**Set problem**: Return every line of the material exactly.

[start of Data to process]

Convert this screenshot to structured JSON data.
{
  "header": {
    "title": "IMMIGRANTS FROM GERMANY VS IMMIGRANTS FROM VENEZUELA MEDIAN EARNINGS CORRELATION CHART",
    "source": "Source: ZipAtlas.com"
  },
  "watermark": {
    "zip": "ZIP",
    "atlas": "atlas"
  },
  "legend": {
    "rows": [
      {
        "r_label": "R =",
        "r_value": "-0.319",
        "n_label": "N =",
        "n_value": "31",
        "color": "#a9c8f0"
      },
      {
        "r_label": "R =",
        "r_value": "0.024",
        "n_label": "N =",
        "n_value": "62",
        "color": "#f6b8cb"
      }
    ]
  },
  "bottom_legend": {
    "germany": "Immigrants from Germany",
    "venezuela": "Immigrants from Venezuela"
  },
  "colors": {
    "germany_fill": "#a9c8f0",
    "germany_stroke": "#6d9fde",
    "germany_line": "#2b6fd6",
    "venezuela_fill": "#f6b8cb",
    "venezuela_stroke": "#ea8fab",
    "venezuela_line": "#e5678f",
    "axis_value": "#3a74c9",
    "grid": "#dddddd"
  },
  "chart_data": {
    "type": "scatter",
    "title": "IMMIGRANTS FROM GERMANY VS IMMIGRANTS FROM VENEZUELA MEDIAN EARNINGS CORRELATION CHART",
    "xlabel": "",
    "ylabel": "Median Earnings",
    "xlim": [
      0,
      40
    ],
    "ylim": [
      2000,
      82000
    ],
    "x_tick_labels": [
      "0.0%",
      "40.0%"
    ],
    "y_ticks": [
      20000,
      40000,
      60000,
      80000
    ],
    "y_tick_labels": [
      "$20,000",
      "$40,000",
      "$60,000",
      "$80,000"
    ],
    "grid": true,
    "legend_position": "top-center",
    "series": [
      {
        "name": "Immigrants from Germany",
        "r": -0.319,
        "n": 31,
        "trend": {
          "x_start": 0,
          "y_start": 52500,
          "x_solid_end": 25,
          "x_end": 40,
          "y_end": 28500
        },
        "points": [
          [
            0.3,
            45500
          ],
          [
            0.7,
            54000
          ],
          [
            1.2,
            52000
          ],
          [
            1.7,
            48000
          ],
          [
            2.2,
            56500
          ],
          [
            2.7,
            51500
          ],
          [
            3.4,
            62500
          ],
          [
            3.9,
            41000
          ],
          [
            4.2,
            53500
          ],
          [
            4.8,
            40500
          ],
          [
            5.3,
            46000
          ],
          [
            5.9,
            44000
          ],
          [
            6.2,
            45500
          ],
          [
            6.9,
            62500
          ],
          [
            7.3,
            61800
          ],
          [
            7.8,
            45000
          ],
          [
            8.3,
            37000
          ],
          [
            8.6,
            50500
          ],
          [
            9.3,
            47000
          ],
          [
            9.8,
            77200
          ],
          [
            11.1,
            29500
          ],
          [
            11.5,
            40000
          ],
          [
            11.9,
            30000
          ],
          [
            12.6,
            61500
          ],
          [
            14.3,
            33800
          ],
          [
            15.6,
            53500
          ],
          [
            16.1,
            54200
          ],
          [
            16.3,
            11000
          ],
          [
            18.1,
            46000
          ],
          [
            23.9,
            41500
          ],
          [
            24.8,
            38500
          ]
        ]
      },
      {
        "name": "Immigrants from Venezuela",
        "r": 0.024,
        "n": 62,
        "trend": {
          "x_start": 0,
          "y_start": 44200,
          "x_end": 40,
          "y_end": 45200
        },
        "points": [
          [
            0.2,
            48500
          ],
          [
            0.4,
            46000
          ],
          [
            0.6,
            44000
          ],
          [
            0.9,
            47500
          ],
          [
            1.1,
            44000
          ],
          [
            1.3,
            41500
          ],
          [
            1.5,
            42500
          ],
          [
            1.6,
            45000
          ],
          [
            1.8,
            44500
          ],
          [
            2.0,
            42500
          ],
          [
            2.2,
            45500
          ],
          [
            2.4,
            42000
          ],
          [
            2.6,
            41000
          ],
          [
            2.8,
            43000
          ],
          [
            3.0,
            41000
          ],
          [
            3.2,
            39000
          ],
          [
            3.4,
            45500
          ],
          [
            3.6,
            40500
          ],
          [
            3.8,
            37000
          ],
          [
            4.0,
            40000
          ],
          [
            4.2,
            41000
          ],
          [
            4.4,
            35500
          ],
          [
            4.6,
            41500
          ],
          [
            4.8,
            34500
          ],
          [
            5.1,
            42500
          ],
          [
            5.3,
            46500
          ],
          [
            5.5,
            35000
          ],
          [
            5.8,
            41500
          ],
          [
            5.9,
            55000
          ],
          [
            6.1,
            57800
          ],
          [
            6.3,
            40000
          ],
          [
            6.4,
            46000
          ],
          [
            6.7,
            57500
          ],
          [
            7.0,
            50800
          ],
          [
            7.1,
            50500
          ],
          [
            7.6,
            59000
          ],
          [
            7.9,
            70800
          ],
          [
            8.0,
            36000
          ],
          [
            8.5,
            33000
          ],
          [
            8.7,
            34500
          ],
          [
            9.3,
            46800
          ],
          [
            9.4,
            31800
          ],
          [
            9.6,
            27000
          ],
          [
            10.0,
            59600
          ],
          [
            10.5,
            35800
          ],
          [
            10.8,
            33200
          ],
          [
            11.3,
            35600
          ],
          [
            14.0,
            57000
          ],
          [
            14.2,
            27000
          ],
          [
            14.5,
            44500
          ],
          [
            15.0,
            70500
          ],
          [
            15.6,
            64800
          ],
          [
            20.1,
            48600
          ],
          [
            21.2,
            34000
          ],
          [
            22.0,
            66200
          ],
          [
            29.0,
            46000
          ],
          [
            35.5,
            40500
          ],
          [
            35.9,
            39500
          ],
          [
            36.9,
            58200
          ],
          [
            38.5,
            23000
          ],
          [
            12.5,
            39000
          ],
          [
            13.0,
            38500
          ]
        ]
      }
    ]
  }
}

[end of Data to process]

**Exercise solution**:
Convert this screenshot to structured JSON data.
{
  "header": {
    "title": "IMMIGRANTS FROM GERMANY VS IMMIGRANTS FROM VENEZUELA MEDIAN EARNINGS CORRELATION CHART",
    "source": "Source: ZipAtlas.com"
  },
  "watermark": {
    "zip": "ZIP",
    "atlas": "atlas"
  },
  "legend": {
    "rows": [
      {
        "r_label": "R =",
        "r_value": "-0.319",
        "n_label": "N =",
        "n_value": "31",
        "color": "#a9c8f0"
      },
      {
        "r_label": "R =",
        "r_value": "0.024",
        "n_label": "N =",
        "n_value": "62",
        "color": "#f6b8cb"
      }
    ]
  },
  "bottom_legend": {
    "germany": "Immigrants from Germany",
    "venezuela": "Immigrants from Venezuela"
  },
  "colors": {
    "germany_fill": "#a9c8f0",
    "germany_stroke": "#6d9fde",
    "germany_line": "#2b6fd6",
    "venezuela_fill": "#f6b8cb",
    "venezuela_stroke": "#ea8fab",
    "venezuela_line": "#e5678f",
    "axis_value": "#3a74c9",
    "grid": "#dddddd"
  },
  "chart_data": {
    "type": "scatter",
    "title": "IMMIGRANTS FROM GERMANY VS IMMIGRANTS FROM VENEZUELA MEDIAN EARNINGS CORRELATION CHART",
    "xlabel": "",
    "ylabel": "Median Earnings",
    "xlim": [
      0,
      40
    ],
    "ylim": [
      2000,
      82000
    ],
    "x_tick_labels": [
      "0.0%",
      "40.0%"
    ],
    "y_ticks": [
      20000,
      40000,
      60000,
      80000
    ],
    "y_tick_labels": [
      "$20,000",
      "$40,000",
      "$60,000",
      "$80,000"
    ],
    "grid": true,
    "legend_position": "top-center",
    "series": [
      {
        "name": "Immigrants from Germany",
        "r": -0.319,
        "n": 31,
        "trend": {
          "x_start": 0,
          "y_start": 52500,
          "x_solid_end": 25,
          "x_end": 40,
          "y_end": 28500
        },
        "points": [
          [
            0.3,
            45500
          ],
          [
            0.7,
            54000
          ],
          [
            1.2,
            52000
          ],
          [
            1.7,
            48000
          ],
          [
            2.2,
            56500
          ],
          [
            2.7,
            51500
          ],
          [
            3.4,
            62500
          ],
          [
            3.9,
            41000
          ],
          [
            4.2,
            53500
          ],
          [
            4.8,
            40500
          ],
          [
            5.3,
            46000
          ],
          [
            5.9,
            44000
          ],
          [
            6.2,
            45500
          ],
          [
            6.9,
            62500
          ],
          [
            7.3,
            61800
          ],
          [
            7.8,
            45000
          ],
          [
            8.3,
            37000
          ],
          [
            8.6,
            50500
          ],
          [
            9.3,
            47000
          ],
          [
            9.8,
            77200
          ],
          [
            11.1,
            29500
          ],
          [
            11.5,
            40000
          ],
          [
            11.9,
            30000
          ],
          [
            12.6,
            61500
          ],
          [
            14.3,
            33800
          ],
          [
            15.6,
            53500
          ],
          [
            16.1,
            54200
          ],
          [
            16.3,
            11000
          ],
          [
            18.1,
            46000
          ],
          [
            23.9,
            41500
          ],
          [
            24.8,
            38500
          ]
        ]
      },
      {
        "name": "Immigrants from Venezuela",
        "r": 0.024,
        "n": 62,
        "trend": {
          "x_start": 0,
          "y_start": 44200,
          "x_end": 40,
          "y_end": 45200
        },
        "points": [
          [
            0.2,
            48500
          ],
          [
            0.4,
            46000
          ],
          [
            0.6,
            44000
          ],
          [
            0.9,
            47500
          ],
          [
            1.1,
            44000
          ],
          [
            1.3,
            41500
          ],
          [
            1.5,
            42500
          ],
          [
            1.6,
            45000
          ],
          [
            1.8,
            44500
          ],
          [
            2.0,
            42500
          ],
          [
            2.2,
            45500
          ],
          [
            2.4,
            42000
          ],
          [
            2.6,
            41000
          ],
          [
            2.8,
            43000
          ],
          [
            3.0,
            41000
          ],
          [
            3.2,
            39000
          ],
          [
            3.4,
            45500
          ],
          [
            3.6,
            40500
          ],
          [
            3.8,
            37000
          ],
          [
            4.0,
            40000
          ],
          [
            4.2,
            41000
          ],
          [
            4.4,
            35500
          ],
          [
            4.6,
            41500
          ],
          [
            4.8,
            34500
          ],
          [
            5.1,
            42500
          ],
          [
            5.3,
            46500
          ],
          [
            5.5,
            35000
          ],
          [
            5.8,
            41500
          ],
          [
            5.9,
            55000
          ],
          [
            6.1,
            57800
          ],
          [
            6.3,
            40000
          ],
          [
            6.4,
            46000
          ],
          [
            6.7,
            57500
          ],
          [
            7.0,
            50800
          ],
          [
            7.1,
            50500
          ],
          [
            7.6,
            59000
          ],
          [
            7.9,
            70800
          ],
          [
            8.0,
            36000
          ],
          [
            8.5,
            33000
          ],
          [
            8.7,
            34500
          ],
          [
            9.3,
            46800
          ],
          [
            9.4,
            31800
          ],
          [
            9.6,
            27000
          ],
          [
            10.0,
            59600
          ],
          [
            10.5,
            35800
          ],
          [
            10.8,
            33200
          ],
          [
            11.3,
            35600
          ],
          [
            14.0,
            57000
          ],
          [
            14.2,
            27000
          ],
          [
            14.5,
            44500
          ],
          [
            15.0,
            70500
          ],
          [
            15.6,
            64800
          ],
          [
            20.1,
            48600
          ],
          [
            21.2,
            34000
          ],
          [
            22.0,
            66200
          ],
          [
            29.0,
            46000
          ],
          [
            35.5,
            40500
          ],
          [
            35.9,
            39500
          ],
          [
            36.9,
            58200
          ],
          [
            38.5,
            23000
          ],
          [
            12.5,
            39000
          ],
          [
            13.0,
            38500
          ]
        ]
      }
    ]
  }
}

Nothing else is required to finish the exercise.